Objective.
Return all of the entries word for word, but omit the pictures they contain.

Extracted data entries.
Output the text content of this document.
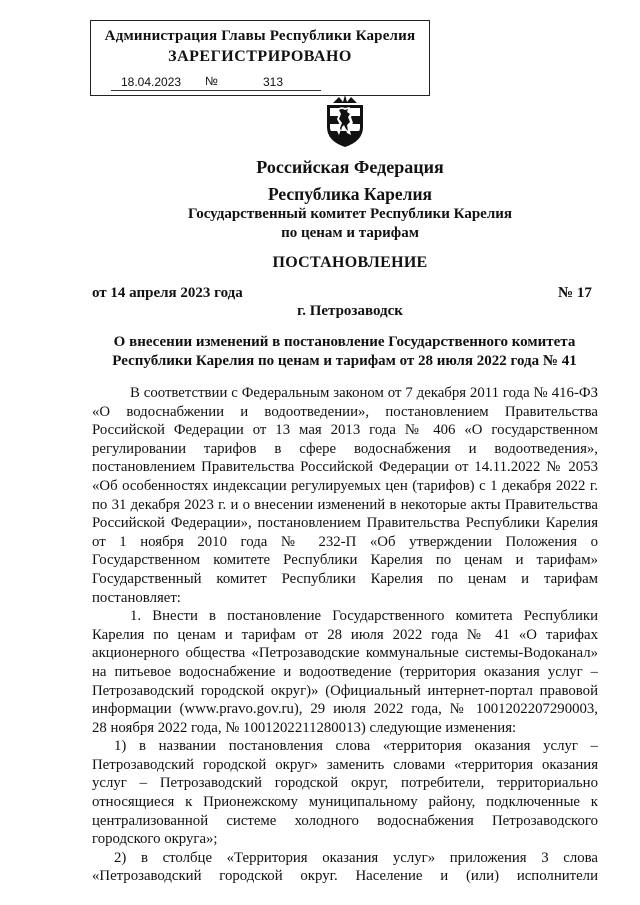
Администрация Главы Республики Карелия
ЗАРЕГИСТРИРОВАНО
18.04.2023 №	313
Российская Федерация
Республика Карелия
Государственный комитет Республики Карелия
по ценам и тарифам
ПОСТАНОВЛЕНИЕ
от 14 апреля 2023 года	№ 17
г. Петрозаводск
О внесении изменений в постановление Государственного комитета
Республики Карелия по ценам и тарифам от 28 июля 2022 года № 41
В соответствии с Федеральным законом от 7 декабря 2011 года № 416-ФЗ
«О водоснабжении и водоотведении», постановлением Правительства
Российской Федерации от 13 мая 2013 года № 406 «О государственном
регулировании тарифов в сфере водоснабжения и водоотведения»,
постановлением Правительства Российской Федерации от 14.11.2022 № 2053
«Об особенностях индексации регулируемых цен (тарифов) с 1 декабря 2022 г.
по 31 декабря 2023 г. и о внесении изменений в некоторые акты Правительства
Российской Федерации», постановлением Правительства Республики Карелия
от 1 ноября 2010 года № 232-П «Об утверждении Положения о
Государственном комитете Республики Карелия по ценам и тарифам»
Государственный комитет Республики Карелия по ценам и тарифам
постановляет:
1. Внести в постановление Государственного комитета Республики
Карелия по ценам и тарифам от 28 июля 2022 года № 41 «О тарифах
акционерного общества «Петрозаводские коммунальные системы-Водоканал»
на питьевое водоснабжение и водоотведение (территория оказания услуг –
Петрозаводский городской округ)» (Официальный интернет-портал правовой
информации (www.pravo.gov.ru), 29 июля 2022 года, № 1001202207290003,
28 ноября 2022 года, № 1001202211280013) следующие изменения:
1) в названии постановления слова «территория оказания услуг –
Петрозаводский городской округ» заменить словами «территория оказания
услуг – Петрозаводский городской округ, потребители, территориально
относящиеся к Прионежскому муниципальному району, подключенные к
централизованной системе холодного водоснабжения Петрозаводского
городского округа»;
2) в столбце «Территория оказания услуг» приложения 3 слова
«Петрозаводский городской округ. Население и (или) исполнители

Result of the exercise.
Output the text content of this document.
Администрация Главы Республики Карелия
ЗАРЕГИСТРИРОВАНО
18.04.2023 №	313
Российская Федерация
Республика Карелия
Государственный комитет Республики Карелия
по ценам и тарифам
ПОСТАНОВЛЕНИЕ
от 14 апреля 2023 года	№ 17
г. Петрозаводск
О внесении изменений в постановление Государственного комитета
Республики Карелия по ценам и тарифам от 28 июля 2022 года № 41
В соответствии с Федеральным законом от 7 декабря 2011 года № 416-ФЗ
«О водоснабжении и водоотведении», постановлением Правительства
Российской Федерации от 13 мая 2013 года № 406 «О государственном
регулировании тарифов в сфере водоснабжения и водоотведения»,
постановлением Правительства Российской Федерации от 14.11.2022 № 2053
«Об особенностях индексации регулируемых цен (тарифов) с 1 декабря 2022 г.
по 31 декабря 2023 г. и о внесении изменений в некоторые акты Правительства
Российской Федерации», постановлением Правительства Республики Карелия
от 1 ноября 2010 года № 232-П «Об утверждении Положения о
Государственном комитете Республики Карелия по ценам и тарифам»
Государственный комитет Республики Карелия по ценам и тарифам
постановляет:
1. Внести в постановление Государственного комитета Республики
Карелия по ценам и тарифам от 28 июля 2022 года № 41 «О тарифах
акционерного общества «Петрозаводские коммунальные системы-Водоканал»
на питьевое водоснабжение и водоотведение (территория оказания услуг –
Петрозаводский городской округ)» (Официальный интернет-портал правовой
информации (www.pravo.gov.ru), 29 июля 2022 года, № 1001202207290003,
28 ноября 2022 года, № 1001202211280013) следующие изменения:
1) в названии постановления слова «территория оказания услуг –
Петрозаводский городской округ» заменить словами «территория оказания
услуг – Петрозаводский городской округ, потребители, территориально
относящиеся к Прионежскому муниципальному району, подключенные к
централизованной системе холодного водоснабжения Петрозаводского
городского округа»;
2) в столбце «Территория оказания услуг» приложения 3 слова
«Петрозаводский городской округ. Население и (или) исполнители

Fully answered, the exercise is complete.